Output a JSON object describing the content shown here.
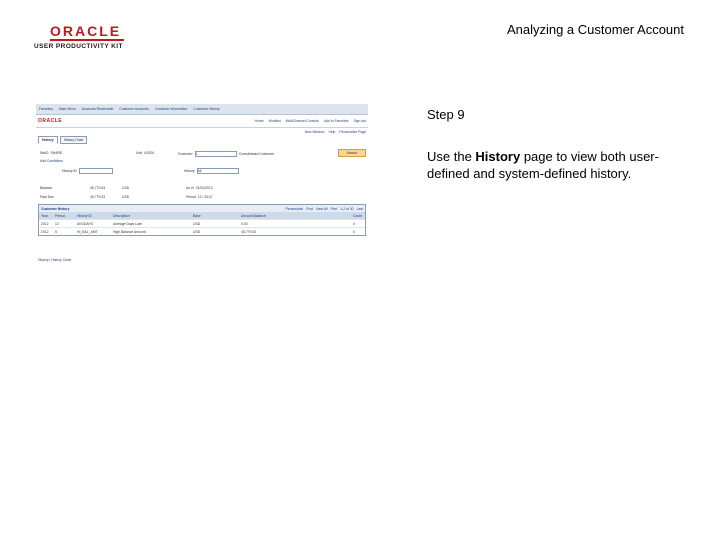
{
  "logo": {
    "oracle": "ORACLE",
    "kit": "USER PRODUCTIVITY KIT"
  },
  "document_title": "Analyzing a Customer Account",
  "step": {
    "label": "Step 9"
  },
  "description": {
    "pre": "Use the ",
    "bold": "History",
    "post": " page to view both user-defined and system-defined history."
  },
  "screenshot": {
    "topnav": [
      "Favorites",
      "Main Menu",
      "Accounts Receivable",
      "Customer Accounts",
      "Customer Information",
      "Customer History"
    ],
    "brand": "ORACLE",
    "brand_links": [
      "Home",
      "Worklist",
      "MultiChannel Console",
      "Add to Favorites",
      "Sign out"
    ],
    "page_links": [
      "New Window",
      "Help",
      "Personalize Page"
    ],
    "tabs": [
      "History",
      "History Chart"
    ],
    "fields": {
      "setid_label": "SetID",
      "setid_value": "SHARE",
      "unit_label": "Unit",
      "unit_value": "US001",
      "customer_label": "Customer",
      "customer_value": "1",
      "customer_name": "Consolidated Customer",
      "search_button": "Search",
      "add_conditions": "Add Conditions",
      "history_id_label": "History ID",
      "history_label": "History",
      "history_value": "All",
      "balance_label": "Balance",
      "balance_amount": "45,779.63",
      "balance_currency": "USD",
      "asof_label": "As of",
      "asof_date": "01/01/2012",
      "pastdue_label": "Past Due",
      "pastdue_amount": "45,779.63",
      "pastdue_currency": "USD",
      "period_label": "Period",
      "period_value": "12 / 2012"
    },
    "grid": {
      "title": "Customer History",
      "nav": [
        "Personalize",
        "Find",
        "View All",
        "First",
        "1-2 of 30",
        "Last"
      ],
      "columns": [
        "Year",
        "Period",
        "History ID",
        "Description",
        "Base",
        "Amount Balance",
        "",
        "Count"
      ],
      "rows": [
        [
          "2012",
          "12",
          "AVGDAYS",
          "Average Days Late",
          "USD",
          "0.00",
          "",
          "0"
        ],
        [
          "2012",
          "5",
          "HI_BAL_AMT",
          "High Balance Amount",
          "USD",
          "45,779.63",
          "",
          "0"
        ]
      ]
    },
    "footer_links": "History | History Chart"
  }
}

---

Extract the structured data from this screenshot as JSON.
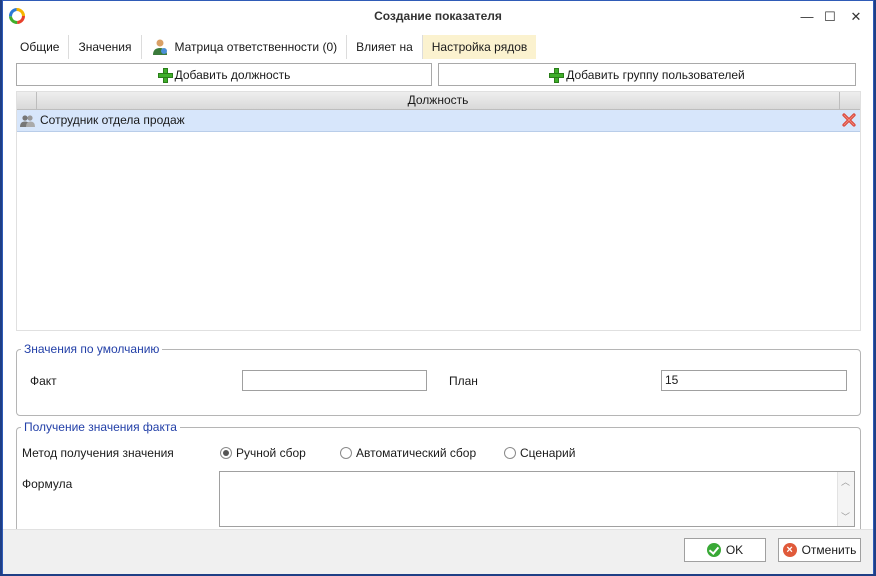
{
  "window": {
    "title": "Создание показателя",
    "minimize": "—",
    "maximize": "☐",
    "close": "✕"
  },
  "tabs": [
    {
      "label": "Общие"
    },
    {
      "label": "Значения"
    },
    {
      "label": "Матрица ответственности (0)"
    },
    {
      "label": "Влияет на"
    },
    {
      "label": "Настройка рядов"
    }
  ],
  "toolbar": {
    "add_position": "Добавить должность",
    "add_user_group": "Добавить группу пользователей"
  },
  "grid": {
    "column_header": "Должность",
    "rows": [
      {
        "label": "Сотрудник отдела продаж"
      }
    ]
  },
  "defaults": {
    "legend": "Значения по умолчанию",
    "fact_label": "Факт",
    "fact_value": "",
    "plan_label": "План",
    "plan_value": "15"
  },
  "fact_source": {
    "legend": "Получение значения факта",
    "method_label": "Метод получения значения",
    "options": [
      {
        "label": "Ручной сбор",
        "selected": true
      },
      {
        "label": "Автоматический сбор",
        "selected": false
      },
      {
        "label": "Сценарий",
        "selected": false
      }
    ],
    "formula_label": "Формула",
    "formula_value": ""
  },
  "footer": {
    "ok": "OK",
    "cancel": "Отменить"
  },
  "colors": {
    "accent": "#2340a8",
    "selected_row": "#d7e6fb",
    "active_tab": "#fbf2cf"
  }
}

SET TASK
Pick out and copy the lines of the entries that hold the string "Добавить".

RESULT
    "add_position": "Добавить должность",
    "add_user_group": "Добавить группу пользователей"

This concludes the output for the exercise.